▶ [Exercise objective] Check each line below for the word "távközlési", and copy those that have it.

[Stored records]

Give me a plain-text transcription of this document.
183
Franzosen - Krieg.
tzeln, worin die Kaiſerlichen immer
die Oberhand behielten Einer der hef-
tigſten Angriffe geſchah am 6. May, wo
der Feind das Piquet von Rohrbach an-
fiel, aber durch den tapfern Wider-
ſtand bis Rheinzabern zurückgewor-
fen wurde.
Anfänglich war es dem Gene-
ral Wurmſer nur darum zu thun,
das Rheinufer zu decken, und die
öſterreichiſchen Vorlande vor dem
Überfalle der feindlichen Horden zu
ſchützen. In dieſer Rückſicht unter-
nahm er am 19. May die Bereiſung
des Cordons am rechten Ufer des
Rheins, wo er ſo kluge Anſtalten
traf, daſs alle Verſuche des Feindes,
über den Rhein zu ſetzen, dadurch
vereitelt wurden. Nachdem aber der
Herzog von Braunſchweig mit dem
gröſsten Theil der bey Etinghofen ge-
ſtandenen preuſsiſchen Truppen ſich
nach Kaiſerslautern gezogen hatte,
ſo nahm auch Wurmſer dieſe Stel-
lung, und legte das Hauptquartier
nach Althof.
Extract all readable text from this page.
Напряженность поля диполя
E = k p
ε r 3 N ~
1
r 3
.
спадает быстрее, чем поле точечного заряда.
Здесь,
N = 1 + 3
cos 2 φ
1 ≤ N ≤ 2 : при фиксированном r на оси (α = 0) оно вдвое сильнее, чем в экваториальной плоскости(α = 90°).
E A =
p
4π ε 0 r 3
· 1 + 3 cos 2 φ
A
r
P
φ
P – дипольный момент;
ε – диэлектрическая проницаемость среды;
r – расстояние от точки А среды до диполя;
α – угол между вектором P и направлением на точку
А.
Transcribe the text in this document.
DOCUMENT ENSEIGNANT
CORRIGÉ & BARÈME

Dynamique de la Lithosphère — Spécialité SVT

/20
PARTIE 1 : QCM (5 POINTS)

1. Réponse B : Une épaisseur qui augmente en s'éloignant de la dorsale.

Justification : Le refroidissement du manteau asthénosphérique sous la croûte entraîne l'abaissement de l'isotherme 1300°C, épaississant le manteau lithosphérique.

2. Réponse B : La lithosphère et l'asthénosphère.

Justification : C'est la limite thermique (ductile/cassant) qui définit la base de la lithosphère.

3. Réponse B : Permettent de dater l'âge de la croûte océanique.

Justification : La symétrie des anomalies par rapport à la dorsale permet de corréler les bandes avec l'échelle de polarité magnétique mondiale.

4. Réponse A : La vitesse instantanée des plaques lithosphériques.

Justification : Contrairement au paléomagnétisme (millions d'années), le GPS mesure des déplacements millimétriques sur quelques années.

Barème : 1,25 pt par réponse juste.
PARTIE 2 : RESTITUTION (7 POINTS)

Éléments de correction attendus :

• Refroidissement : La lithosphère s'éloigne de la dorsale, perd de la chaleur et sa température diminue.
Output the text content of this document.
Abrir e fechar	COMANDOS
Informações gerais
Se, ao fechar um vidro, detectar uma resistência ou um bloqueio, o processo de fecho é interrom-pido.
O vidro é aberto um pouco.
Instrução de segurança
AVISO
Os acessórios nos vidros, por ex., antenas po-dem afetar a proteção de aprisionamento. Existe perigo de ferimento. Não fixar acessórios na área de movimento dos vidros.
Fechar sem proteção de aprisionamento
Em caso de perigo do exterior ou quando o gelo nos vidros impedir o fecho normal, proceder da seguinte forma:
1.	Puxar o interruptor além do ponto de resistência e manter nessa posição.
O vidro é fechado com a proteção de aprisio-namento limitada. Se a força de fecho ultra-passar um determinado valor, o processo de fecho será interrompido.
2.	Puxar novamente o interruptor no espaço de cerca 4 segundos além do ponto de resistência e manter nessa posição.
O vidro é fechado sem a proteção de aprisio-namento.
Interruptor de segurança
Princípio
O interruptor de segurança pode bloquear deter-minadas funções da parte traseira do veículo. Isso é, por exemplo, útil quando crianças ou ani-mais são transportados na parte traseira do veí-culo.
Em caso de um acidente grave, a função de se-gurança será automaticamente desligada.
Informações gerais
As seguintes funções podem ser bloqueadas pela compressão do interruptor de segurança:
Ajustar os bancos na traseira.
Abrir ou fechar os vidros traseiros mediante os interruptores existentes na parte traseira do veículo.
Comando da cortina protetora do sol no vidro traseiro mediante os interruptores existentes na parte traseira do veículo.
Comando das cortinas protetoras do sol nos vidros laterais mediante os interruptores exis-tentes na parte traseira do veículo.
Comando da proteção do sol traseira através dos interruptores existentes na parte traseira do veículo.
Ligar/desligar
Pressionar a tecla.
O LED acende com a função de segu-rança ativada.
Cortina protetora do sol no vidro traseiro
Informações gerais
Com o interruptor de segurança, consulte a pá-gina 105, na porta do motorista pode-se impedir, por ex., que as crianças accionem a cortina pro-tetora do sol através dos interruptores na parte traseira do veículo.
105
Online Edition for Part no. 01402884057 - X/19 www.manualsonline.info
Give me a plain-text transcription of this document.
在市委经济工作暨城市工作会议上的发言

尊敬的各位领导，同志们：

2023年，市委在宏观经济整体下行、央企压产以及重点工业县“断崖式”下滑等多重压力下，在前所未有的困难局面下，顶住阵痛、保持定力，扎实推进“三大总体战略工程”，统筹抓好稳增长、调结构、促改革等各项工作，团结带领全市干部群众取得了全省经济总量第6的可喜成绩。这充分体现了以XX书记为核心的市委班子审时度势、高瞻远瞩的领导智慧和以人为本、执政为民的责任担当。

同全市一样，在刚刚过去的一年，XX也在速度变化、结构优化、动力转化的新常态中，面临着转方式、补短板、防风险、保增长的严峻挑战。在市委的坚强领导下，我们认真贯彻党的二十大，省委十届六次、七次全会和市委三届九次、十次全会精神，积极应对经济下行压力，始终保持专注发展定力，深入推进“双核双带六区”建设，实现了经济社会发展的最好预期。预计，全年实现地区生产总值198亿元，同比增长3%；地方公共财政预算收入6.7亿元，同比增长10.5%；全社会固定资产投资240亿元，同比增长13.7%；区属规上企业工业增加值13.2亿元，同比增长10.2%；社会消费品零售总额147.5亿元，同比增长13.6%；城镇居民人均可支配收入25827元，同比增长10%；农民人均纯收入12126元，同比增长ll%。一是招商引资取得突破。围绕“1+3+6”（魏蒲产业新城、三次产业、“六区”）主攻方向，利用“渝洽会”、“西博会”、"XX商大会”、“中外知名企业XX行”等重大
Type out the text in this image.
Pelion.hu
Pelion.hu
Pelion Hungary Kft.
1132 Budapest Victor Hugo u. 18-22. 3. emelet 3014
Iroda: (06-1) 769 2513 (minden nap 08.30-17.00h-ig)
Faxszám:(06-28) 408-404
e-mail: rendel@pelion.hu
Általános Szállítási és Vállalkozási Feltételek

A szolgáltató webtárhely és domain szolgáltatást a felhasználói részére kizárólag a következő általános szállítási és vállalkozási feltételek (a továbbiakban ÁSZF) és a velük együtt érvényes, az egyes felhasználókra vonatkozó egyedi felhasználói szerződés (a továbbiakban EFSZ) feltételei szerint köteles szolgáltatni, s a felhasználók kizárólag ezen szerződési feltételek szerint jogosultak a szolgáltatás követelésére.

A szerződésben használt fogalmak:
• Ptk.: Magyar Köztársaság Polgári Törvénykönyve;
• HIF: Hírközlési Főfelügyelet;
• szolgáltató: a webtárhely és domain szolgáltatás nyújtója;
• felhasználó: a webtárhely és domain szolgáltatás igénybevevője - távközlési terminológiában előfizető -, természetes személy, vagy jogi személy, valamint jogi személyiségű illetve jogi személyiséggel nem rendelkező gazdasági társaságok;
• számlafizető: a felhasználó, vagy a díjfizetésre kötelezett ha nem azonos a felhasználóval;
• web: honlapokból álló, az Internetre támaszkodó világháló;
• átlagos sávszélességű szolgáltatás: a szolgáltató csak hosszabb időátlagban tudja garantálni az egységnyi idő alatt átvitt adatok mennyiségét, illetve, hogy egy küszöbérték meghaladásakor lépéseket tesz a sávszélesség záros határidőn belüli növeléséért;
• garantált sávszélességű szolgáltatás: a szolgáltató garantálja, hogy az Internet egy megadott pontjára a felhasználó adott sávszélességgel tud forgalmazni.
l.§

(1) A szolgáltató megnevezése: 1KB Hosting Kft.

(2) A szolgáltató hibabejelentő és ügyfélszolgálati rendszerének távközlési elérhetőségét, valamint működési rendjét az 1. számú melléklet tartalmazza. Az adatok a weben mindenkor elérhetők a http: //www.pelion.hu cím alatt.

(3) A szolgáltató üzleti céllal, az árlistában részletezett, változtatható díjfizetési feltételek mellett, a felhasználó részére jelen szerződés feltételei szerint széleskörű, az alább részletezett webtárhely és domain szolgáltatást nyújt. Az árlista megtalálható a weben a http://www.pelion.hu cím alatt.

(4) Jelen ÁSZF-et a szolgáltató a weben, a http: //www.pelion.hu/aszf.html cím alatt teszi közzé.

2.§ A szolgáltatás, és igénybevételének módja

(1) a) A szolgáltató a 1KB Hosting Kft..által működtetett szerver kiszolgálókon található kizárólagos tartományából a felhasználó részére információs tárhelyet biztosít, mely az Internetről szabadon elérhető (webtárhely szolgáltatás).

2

▶ [Result for this task]
• felhasználó: a webtárhely és domain szolgáltatás igénybevevője - távközlési terminológiában előfizető -, természetes személy, vagy jogi személy, valamint jogi személyiségű illetve jogi személyiséggel nem rendelkező gazdasági társaságok;
(2) A szolgáltató hibabejelentő és ügyfélszolgálati rendszerének távközlési elérhetőségét, valamint működési rendjét az 1. számú melléklet tartalmazza. Az adatok a weben mindenkor elérhetők a http: //www.pelion.hu cím alatt.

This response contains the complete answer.